[Data excerpts]
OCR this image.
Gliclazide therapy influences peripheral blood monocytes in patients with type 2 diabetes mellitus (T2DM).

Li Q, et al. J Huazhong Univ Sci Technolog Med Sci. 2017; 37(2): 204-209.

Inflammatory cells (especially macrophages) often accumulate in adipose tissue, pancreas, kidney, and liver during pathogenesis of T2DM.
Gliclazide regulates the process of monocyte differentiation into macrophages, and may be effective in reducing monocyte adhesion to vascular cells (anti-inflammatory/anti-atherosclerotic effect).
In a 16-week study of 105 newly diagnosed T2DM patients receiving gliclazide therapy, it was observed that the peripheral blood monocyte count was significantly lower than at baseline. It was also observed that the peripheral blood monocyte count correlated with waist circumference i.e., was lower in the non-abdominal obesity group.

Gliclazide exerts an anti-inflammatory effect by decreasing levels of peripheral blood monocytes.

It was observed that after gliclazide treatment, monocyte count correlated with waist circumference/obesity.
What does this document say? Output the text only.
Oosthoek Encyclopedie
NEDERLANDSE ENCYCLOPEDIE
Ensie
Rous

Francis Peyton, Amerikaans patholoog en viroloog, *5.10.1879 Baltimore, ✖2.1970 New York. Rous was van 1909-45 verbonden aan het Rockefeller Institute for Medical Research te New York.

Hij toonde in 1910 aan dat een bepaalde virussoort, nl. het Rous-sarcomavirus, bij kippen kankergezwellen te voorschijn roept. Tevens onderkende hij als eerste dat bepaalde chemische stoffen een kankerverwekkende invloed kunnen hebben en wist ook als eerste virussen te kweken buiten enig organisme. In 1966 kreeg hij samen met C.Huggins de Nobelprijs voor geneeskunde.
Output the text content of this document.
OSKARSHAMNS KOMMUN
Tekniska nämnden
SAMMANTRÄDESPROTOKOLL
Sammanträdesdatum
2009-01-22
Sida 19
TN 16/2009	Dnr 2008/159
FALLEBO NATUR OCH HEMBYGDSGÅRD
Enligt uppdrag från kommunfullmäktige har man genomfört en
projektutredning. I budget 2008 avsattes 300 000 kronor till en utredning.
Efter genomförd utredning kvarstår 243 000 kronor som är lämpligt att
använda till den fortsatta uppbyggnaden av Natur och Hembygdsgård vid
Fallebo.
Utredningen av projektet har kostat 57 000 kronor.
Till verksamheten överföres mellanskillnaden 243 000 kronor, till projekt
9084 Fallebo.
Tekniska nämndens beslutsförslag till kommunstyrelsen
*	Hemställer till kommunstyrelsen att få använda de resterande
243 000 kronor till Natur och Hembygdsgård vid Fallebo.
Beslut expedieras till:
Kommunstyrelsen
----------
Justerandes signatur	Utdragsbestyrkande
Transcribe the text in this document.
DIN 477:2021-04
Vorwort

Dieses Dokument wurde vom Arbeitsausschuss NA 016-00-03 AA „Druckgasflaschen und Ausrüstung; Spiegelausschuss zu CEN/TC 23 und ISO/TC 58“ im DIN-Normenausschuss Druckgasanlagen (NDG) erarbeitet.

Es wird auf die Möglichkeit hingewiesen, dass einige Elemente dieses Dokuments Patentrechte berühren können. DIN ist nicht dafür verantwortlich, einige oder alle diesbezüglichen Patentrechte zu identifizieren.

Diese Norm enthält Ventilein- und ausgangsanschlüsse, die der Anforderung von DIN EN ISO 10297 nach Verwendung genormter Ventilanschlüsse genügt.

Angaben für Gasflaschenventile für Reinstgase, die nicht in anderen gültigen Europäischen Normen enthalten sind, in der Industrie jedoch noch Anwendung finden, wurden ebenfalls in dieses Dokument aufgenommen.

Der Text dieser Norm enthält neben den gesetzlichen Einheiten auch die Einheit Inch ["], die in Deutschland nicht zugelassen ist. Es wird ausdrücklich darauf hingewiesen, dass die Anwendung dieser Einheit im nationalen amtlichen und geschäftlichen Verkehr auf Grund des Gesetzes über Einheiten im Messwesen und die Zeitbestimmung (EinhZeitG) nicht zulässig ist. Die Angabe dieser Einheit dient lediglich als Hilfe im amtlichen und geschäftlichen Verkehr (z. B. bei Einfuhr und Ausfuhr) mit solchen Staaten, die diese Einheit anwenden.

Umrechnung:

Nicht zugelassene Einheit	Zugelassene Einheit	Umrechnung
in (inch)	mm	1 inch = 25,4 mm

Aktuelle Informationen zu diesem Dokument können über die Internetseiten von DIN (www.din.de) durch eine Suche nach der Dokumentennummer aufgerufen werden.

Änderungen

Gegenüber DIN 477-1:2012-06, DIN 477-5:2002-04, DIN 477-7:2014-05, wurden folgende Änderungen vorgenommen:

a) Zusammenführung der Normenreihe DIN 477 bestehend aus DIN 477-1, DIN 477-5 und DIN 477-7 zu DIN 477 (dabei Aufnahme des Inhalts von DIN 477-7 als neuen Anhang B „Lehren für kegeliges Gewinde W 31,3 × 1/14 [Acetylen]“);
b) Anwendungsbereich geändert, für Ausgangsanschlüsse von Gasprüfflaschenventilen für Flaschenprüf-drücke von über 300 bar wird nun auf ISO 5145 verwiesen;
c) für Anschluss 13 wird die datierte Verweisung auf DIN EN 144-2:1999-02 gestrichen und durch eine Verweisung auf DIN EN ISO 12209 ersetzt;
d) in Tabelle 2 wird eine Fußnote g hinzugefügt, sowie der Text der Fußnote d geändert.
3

# AIM OF THE EXERCISE:
Pull out all lines from the entries above that include the word "använda".

# SOLUTION TO THIS TASK:
använda till den fortsatta uppbyggnaden av Natur och Hembygdsgård vid
*	Hemställer till kommunstyrelsen att få använda de resterande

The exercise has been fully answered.